[Entries from a dataset]
:::::
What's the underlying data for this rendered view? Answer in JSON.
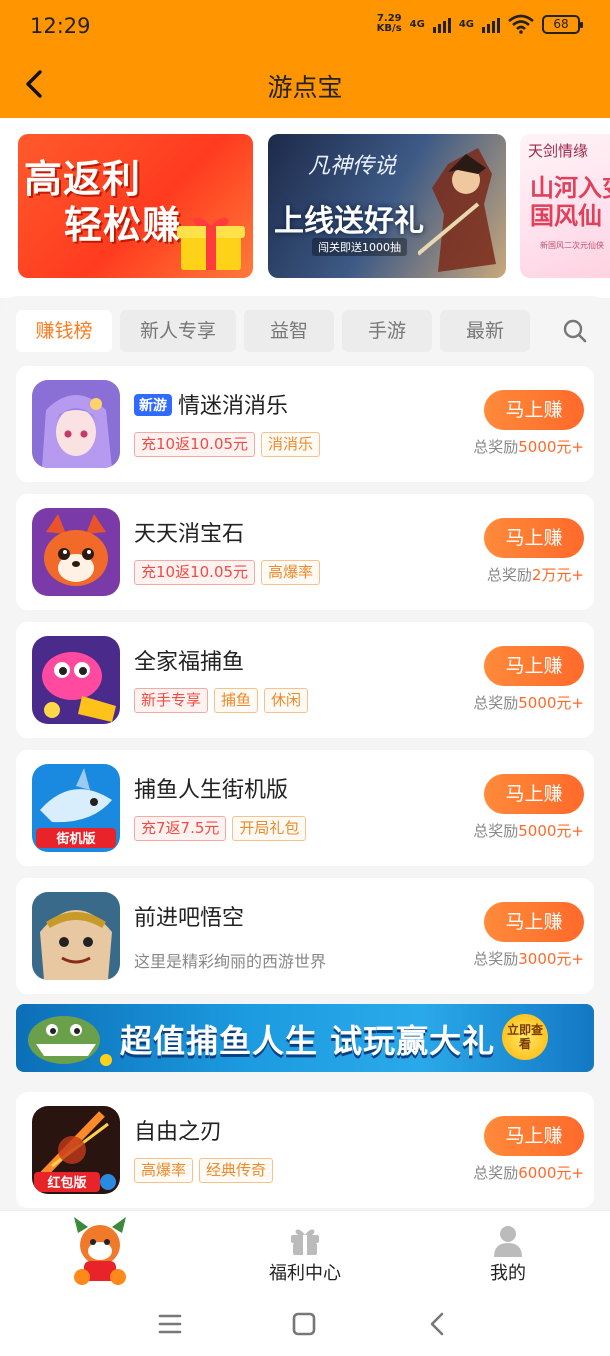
{
  "status_bar": {
    "time": "12:29",
    "speed_value": "7.29",
    "speed_unit": "KB/s",
    "net1": "4G",
    "net2": "4G",
    "battery": "68"
  },
  "header": {
    "title": "游点宝"
  },
  "banners": [
    {
      "line1": "高返利",
      "line2": "轻松赚"
    },
    {
      "logo": "凡神传说",
      "headline": "上线送好礼",
      "subtitle": "闯关即送1000抽"
    },
    {
      "top": "天剑情缘",
      "line1": "山河入变",
      "line2": "国风仙",
      "footer": "新国风二次元仙侠"
    }
  ],
  "tabs": [
    {
      "label": "赚钱榜",
      "active": true
    },
    {
      "label": "新人专享",
      "active": false
    },
    {
      "label": "益智",
      "active": false
    },
    {
      "label": "手游",
      "active": false
    },
    {
      "label": "最新",
      "active": false
    }
  ],
  "games": [
    {
      "badge": "新游",
      "name": "情迷消消乐",
      "tags": [
        {
          "text": "充10返10.05元",
          "style": "red"
        },
        {
          "text": "消消乐",
          "style": "orange"
        }
      ],
      "cta": "马上赚",
      "reward_prefix": "总奖励",
      "reward_amount": "5000元+"
    },
    {
      "name": "天天消宝石",
      "tags": [
        {
          "text": "充10返10.05元",
          "style": "red"
        },
        {
          "text": "高爆率",
          "style": "orange"
        }
      ],
      "cta": "马上赚",
      "reward_prefix": "总奖励",
      "reward_amount": "2万元+"
    },
    {
      "name": "全家福捕鱼",
      "tags": [
        {
          "text": "新手专享",
          "style": "red"
        },
        {
          "text": "捕鱼",
          "style": "orange"
        },
        {
          "text": "休闲",
          "style": "orange"
        }
      ],
      "cta": "马上赚",
      "reward_prefix": "总奖励",
      "reward_amount": "5000元+"
    },
    {
      "name": "捕鱼人生街机版",
      "icon_label": "街机版",
      "tags": [
        {
          "text": "充7返7.5元",
          "style": "red"
        },
        {
          "text": "开局礼包",
          "style": "orange"
        }
      ],
      "cta": "马上赚",
      "reward_prefix": "总奖励",
      "reward_amount": "5000元+"
    },
    {
      "name": "前进吧悟空",
      "desc": "这里是精彩绚丽的西游世界",
      "cta": "马上赚",
      "reward_prefix": "总奖励",
      "reward_amount": "3000元+"
    },
    {
      "name": "自由之刃",
      "icon_label": "红包版",
      "tags": [
        {
          "text": "高爆率",
          "style": "orange"
        },
        {
          "text": "经典传奇",
          "style": "orange"
        }
      ],
      "cta": "马上赚",
      "reward_prefix": "总奖励",
      "reward_amount": "6000元+"
    }
  ],
  "ad_banner": {
    "text": "超值捕鱼人生 试玩赢大礼",
    "button": "立即查看"
  },
  "bottom_nav": [
    {
      "label": ""
    },
    {
      "label": "福利中心"
    },
    {
      "label": "我的"
    }
  ],
  "colors": {
    "brand_orange": "#ff9500",
    "cta_orange": "#ff6a2a",
    "badge_blue": "#2f6bff"
  }
}
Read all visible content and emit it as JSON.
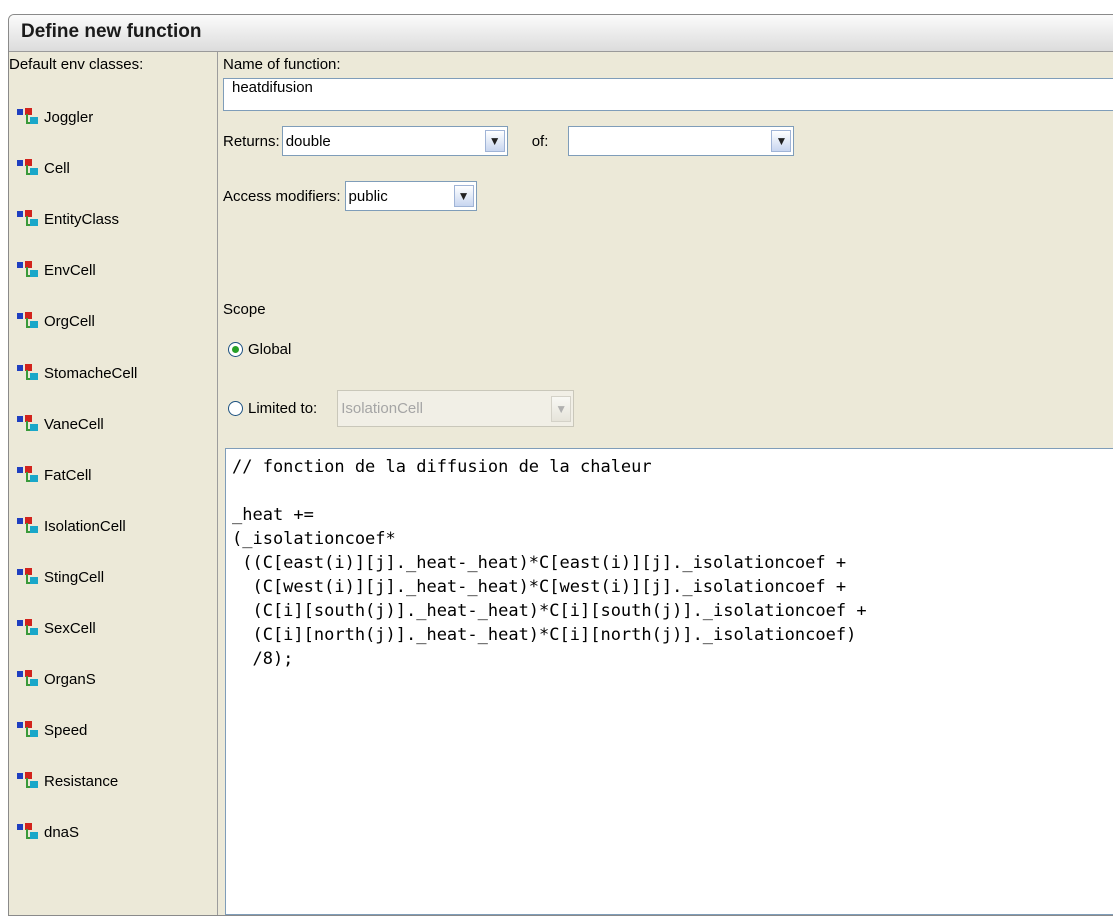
{
  "window": {
    "title": "Define new function"
  },
  "sidebar": {
    "header": "Default env classes:",
    "items": [
      {
        "label": "Joggler"
      },
      {
        "label": "Cell"
      },
      {
        "label": "EntityClass"
      },
      {
        "label": "EnvCell"
      },
      {
        "label": "OrgCell"
      },
      {
        "label": "StomacheCell"
      },
      {
        "label": "VaneCell"
      },
      {
        "label": "FatCell"
      },
      {
        "label": "IsolationCell"
      },
      {
        "label": "StingCell"
      },
      {
        "label": "SexCell"
      },
      {
        "label": "OrganS"
      },
      {
        "label": "Speed"
      },
      {
        "label": "Resistance"
      },
      {
        "label": "dnaS"
      }
    ],
    "item_icon": "class-icon"
  },
  "form": {
    "name_label": "Name of function:",
    "name_value": "heatdifusion",
    "returns_label": "Returns:",
    "returns_value": "double",
    "of_label": "of:",
    "of_value": "",
    "access_label": "Access modifiers:",
    "access_value": "public",
    "scope_label": "Scope",
    "scope_global_label": "Global",
    "scope_limited_label": "Limited to:",
    "scope_limited_value": "IsolationCell",
    "scope_selected": "Global",
    "dropdown_icon": "chevron-down-icon"
  },
  "code": {
    "text": "// fonction de la diffusion de la chaleur\n\n_heat +=\n(_isolationcoef*\n ((C[east(i)][j]._heat-_heat)*C[east(i)][j]._isolationcoef +\n  (C[west(i)][j]._heat-_heat)*C[west(i)][j]._isolationcoef +\n  (C[i][south(j)]._heat-_heat)*C[i][south(j)]._isolationcoef +\n  (C[i][north(j)]._heat-_heat)*C[i][north(j)]._isolationcoef)\n  /8);"
  }
}
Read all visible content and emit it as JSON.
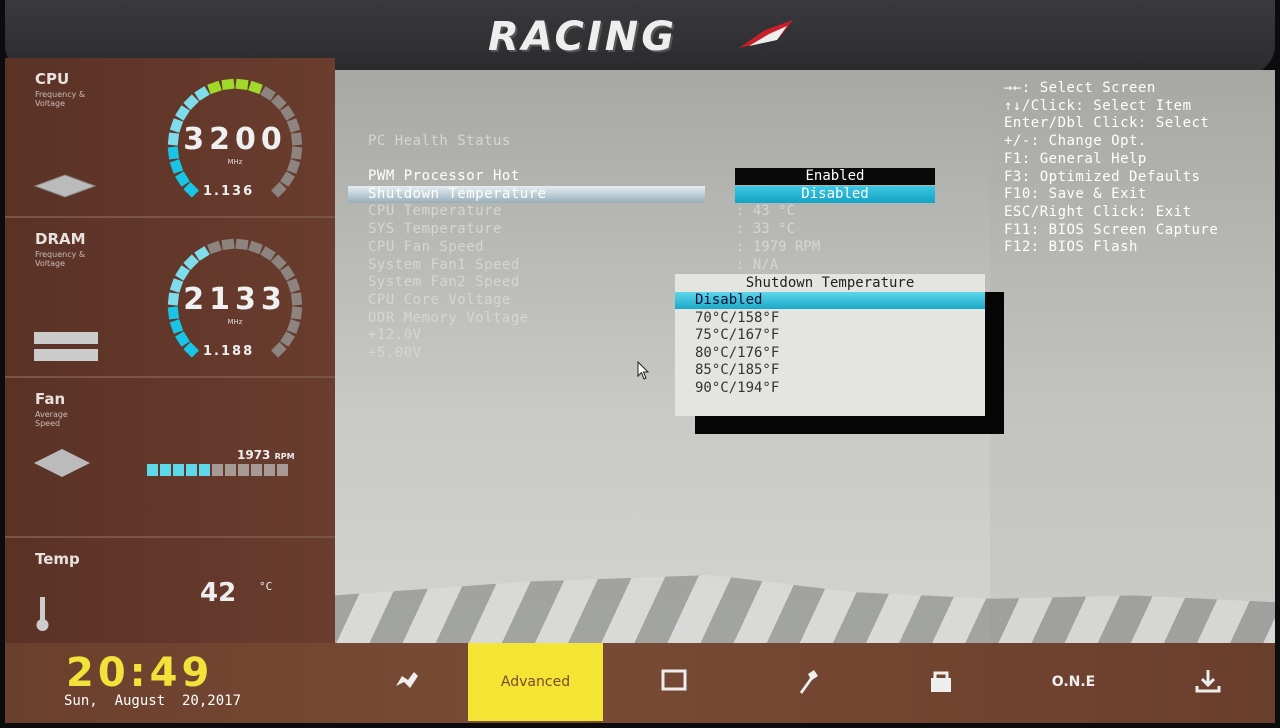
{
  "header": {
    "logo": "RACING"
  },
  "sidebar": {
    "cpu": {
      "title": "CPU",
      "subtitle": "Frequency & Voltage",
      "freq": "3200",
      "unit": "MHz",
      "voltage": "1.136",
      "gauge_segments": 22,
      "gauge_lit_cyan": 9,
      "gauge_lit_green": 4
    },
    "dram": {
      "title": "DRAM",
      "subtitle": "Frequency & Voltage",
      "freq": "2133",
      "unit": "MHz",
      "voltage": "1.188",
      "gauge_segments": 22,
      "gauge_lit_cyan": 9,
      "gauge_lit_green": 0
    },
    "fan": {
      "title": "Fan",
      "subtitle": "Average Speed",
      "rpm": "1973",
      "unit": "RPM",
      "bar_segments": 11,
      "bar_lit": 5
    },
    "temp": {
      "title": "Temp",
      "value": "42",
      "unit": "°C"
    }
  },
  "main": {
    "section_title": "PC Health Status",
    "rows": [
      {
        "label": "PWM Processor Hot",
        "value": "Enabled"
      },
      {
        "label": "Shutdown Temperature",
        "value": "Disabled"
      },
      {
        "label": "CPU Temperature",
        "value": ": 43 °C"
      },
      {
        "label": "SYS Temperature",
        "value": ": 33 °C"
      },
      {
        "label": "CPU Fan Speed",
        "value": ": 1979 RPM"
      },
      {
        "label": "System Fan1 Speed",
        "value": ": N/A"
      },
      {
        "label": "System Fan2 Speed",
        "value": ""
      },
      {
        "label": "CPU Core Voltage",
        "value": ""
      },
      {
        "label": "DDR Memory Voltage",
        "value": ""
      },
      {
        "label": "+12.0V",
        "value": ""
      },
      {
        "label": "+5.00V",
        "value": ""
      }
    ],
    "popup": {
      "title": "Shutdown Temperature",
      "options": [
        "Disabled",
        "70°C/158°F",
        "75°C/167°F",
        "80°C/176°F",
        "85°C/185°F",
        "90°C/194°F"
      ],
      "selected": "Disabled"
    }
  },
  "help": [
    "→←: Select Screen",
    "↑↓/Click: Select Item",
    "Enter/Dbl Click: Select",
    "+/-: Change Opt.",
    "F1: General Help",
    "F3: Optimized Defaults",
    "F10: Save & Exit",
    "ESC/Right Click: Exit",
    "F11: BIOS Screen Capture",
    "F12: BIOS Flash"
  ],
  "footer": {
    "time": "20:49",
    "date": "Sun,  August  20,2017",
    "tabs": [
      {
        "name": "main",
        "icon": "flag-icon"
      },
      {
        "name": "advanced",
        "label": "Advanced"
      },
      {
        "name": "chipset",
        "icon": "chip-icon"
      },
      {
        "name": "tools",
        "icon": "wrench-icon"
      },
      {
        "name": "security",
        "icon": "lock-icon"
      },
      {
        "name": "one",
        "label": "O.N.E"
      },
      {
        "name": "save",
        "icon": "download-icon"
      }
    ],
    "active_tab": "Advanced"
  },
  "colors": {
    "accent_cyan": "#1fb7d6",
    "accent_yellow": "#f4e434",
    "brown": "#6a3d2e",
    "gauge_green": "#9fd92a"
  }
}
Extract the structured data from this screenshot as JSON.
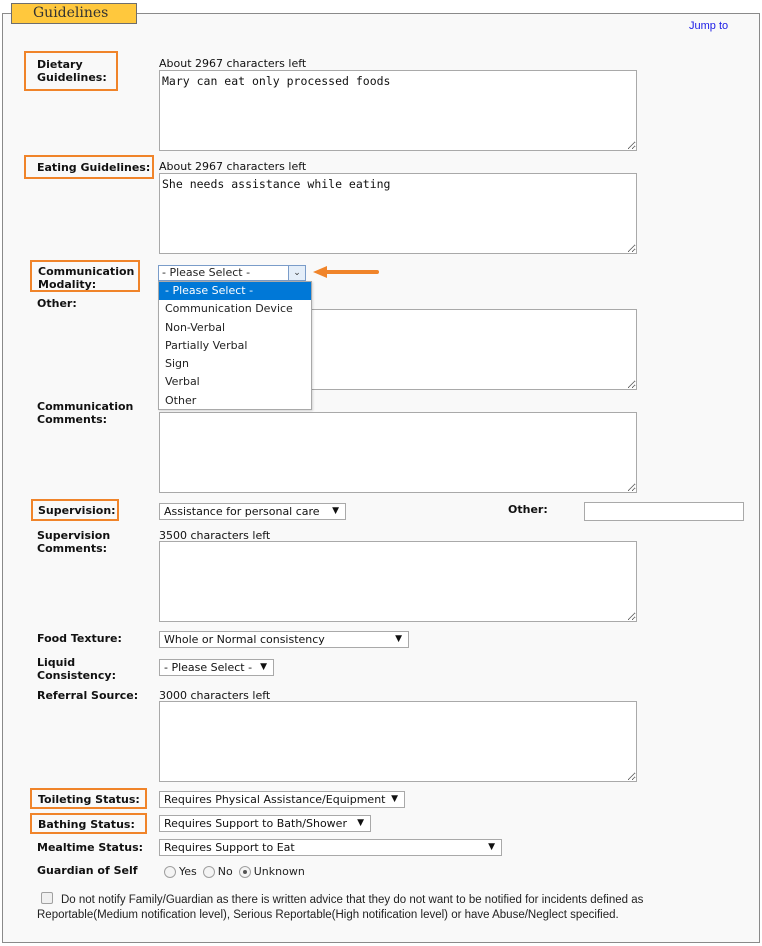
{
  "section": {
    "legend": "Guidelines",
    "jump_link": "Jump to"
  },
  "colors": {
    "legend_bg": "#ffc83d",
    "highlight_border": "#f0842a",
    "selected_option_bg": "#0078d7",
    "link": "#1a1ae6"
  },
  "dietary": {
    "label": "Dietary Guidelines:",
    "count": "About 2967 characters left",
    "value": "Mary can eat only processed foods"
  },
  "eating": {
    "label": "Eating Guidelines:",
    "count": "About 2967 characters left",
    "value": "She needs assistance while eating"
  },
  "communication_modality": {
    "label": "Communication Modality:",
    "selected": "- Please Select -",
    "options": [
      "- Please Select -",
      "Communication Device",
      "Non-Verbal",
      "Partially Verbal",
      "Sign",
      "Verbal",
      "Other"
    ]
  },
  "other": {
    "label": "Other:",
    "value": ""
  },
  "communication_comments": {
    "label": "Communication Comments:",
    "value": ""
  },
  "supervision": {
    "label": "Supervision:",
    "selected": "Assistance for personal care",
    "other_label": "Other:",
    "other_value": ""
  },
  "supervision_comments": {
    "label": "Supervision Comments:",
    "count": "3500 characters left",
    "value": ""
  },
  "food_texture": {
    "label": "Food Texture:",
    "selected": "Whole or Normal consistency"
  },
  "liquid_consistency": {
    "label": "Liquid Consistency:",
    "selected": "- Please Select -"
  },
  "referral_source": {
    "label": "Referral Source:",
    "count": "3000 characters left",
    "value": ""
  },
  "toileting_status": {
    "label": "Toileting Status:",
    "selected": "Requires Physical Assistance/Equipment"
  },
  "bathing_status": {
    "label": "Bathing Status:",
    "selected": "Requires Support to Bath/Shower"
  },
  "mealtime_status": {
    "label": "Mealtime Status:",
    "selected": "Requires Support to Eat"
  },
  "guardian_of_self": {
    "label": "Guardian of Self",
    "options": [
      "Yes",
      "No",
      "Unknown"
    ],
    "selected": "Unknown"
  },
  "notify": {
    "checked": false,
    "text": "Do not notify Family/Guardian as there is written advice that they do not want to be notified for incidents defined as Reportable(Medium notification level), Serious Reportable(High notification level) or have Abuse/Neglect specified."
  }
}
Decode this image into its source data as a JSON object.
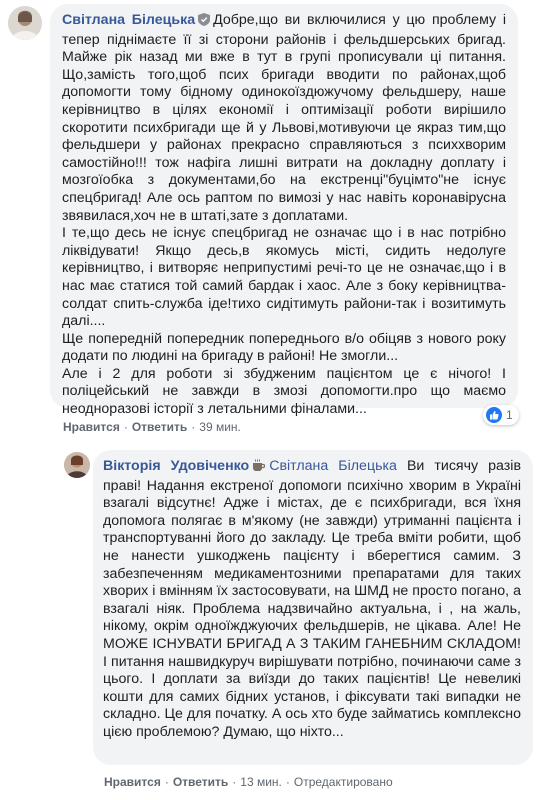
{
  "comments": [
    {
      "author": "Світлана Білецька",
      "badge_icon": "shield-icon",
      "text": "Добре,що ви включилися у цю проблему і тепер піднімаєте її зі сторони районів і фельдшерських бригад. Майже рік назад ми вже в тут в групі прописували ці питання. Що,замість того,щоб псих бригади вводити по районах,щоб допомогти тому бідному одинокоїздюжучому фельдшеру, наше керівництво в цілях економії і оптимізації роботи вирішило скоротити психбригади ще й у Львові,мотивуючи це якраз тим,що фельдшери у районах прекрасно справляються з психхворим самостійно!!! тож нафіга лишні витрати на докладну доплату і мозгоїобка з документами,бо на екстренці\"буцімто\"не існує спецбригад! Але ось раптом по вимозі у нас навіть коронавірусна звявилася,хоч не в штаті,зате з доплатами.\nІ те,що десь не існує спецбригад не означає що і в нас потрібно ліквідувати! Якщо десь,в якомусь місті, сидить недолуге керівництво, і витворяє неприпустимі речі-то це не означає,що і в нас має статися той самий бардак і хаос. Але з боку керівництва-солдат спить-служба іде!тихо сидітимуть райони-так і возитимуть далі....\nЩе попередній попередник попереднього в/о обіцяв з нового року додати по людині на бригаду в районі! Не змогли...\nАле і 2 для роботи зі збудженим пацієнтом це є нічого! І поліцейський не завжди в змозі допомогти.про що маємо неодноразові історії з летальними фіналами...",
      "actions": {
        "like": "Нравится",
        "reply": "Ответить",
        "time": "39 мин."
      },
      "reaction_count": "1"
    },
    {
      "author": "Вікторія Удовіченко",
      "badge_icon": "coffee-cup-icon",
      "mention": "Світлана Білецька",
      "text": "Ви тисячу разів праві! Надання екстреної допомоги психічно хворим в Україні взагалі відсутнє! Адже і містах, де є психбригади, вся їхня допомога полягає в м'якому (не завжди) утриманні пацієнта і транспортуванні його до закладу. Це треба вміти робити, щоб не нанести ушкоджень пацієнту і вберегтися самим. З забезпеченням медикаментозними препаратами для таких хворих і вмінням їх застосовувати, на ШМД не просто погано, а взагалі ніяк. Проблема надзвичайно актуальна, і , на жаль, нікому, окрім одноїжджуючих фельдшерів, не цікава. Але! Не МОЖЕ ІСНУВАТИ БРИГАД А З ТАКИМ ГАНЕБНИМ СКЛАДОМ! І питання нашвидкуруч вирішувати потрібно, починаючи саме з цього. І доплати за виїзди до таких пацієнтів! Це невеликі кошти для самих бідних установ, і фіксувати такі випадки не складно. Це для початку. А ось хто буде займатись комплексно цією проблемою? Думаю, що ніхто...",
      "actions": {
        "like": "Нравится",
        "reply": "Ответить",
        "time": "13 мин.",
        "edited": "Отредактировано"
      }
    }
  ],
  "colors": {
    "link": "#385898",
    "bubble": "#f2f3f5",
    "like_blue": "#2078f4",
    "meta": "#606770"
  }
}
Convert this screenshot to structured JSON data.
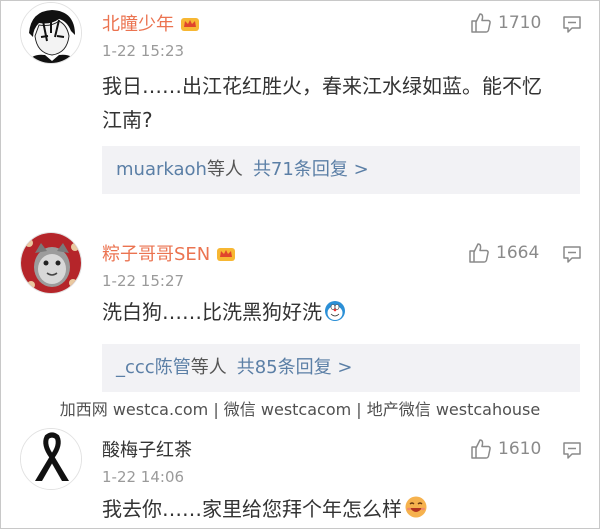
{
  "comments": [
    {
      "username": "北瞳少年",
      "time": "1-22 15:23",
      "likes": "1710",
      "text_line1": "我日……出江花红胜火，春来江水绿如蓝。能不忆",
      "text_line2": "江南?",
      "reply_user": "muarkaoh",
      "reply_mid": "等人",
      "reply_count": "共71条回复 >"
    },
    {
      "username": "粽子哥哥SEN",
      "time": "1-22 15:27",
      "likes": "1664",
      "text_line1": "洗白狗……比洗黑狗好洗",
      "reply_user": "_ccc陈管",
      "reply_mid": "等人",
      "reply_count": "共85条回复 >"
    },
    {
      "username": "酸梅子红茶",
      "time": "1-22 14:06",
      "likes": "1610",
      "text_line1": "我去你……家里给您拜个年怎么样"
    }
  ],
  "watermark": "加西网 westca.com | 微信 westcacom | 地产微信 westcahouse",
  "icons": {
    "like": "thumbs-up-icon",
    "reply": "comment-icon",
    "vip": "crown-badge-icon",
    "mourning": "black-ribbon-icon",
    "doraemon": "doraemon-emoji-icon",
    "laugh": "laughing-emoji-icon"
  },
  "colors": {
    "username": "#eb7350",
    "link": "#5b7fa6",
    "timestamp": "#9a9a9a",
    "reply_box": "#f2f2f5"
  }
}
:::::
▶ [Challenge]:
What is the number of lines above that contain "structured"? Answer with that number only.

▶ [Solution for this problem]:
2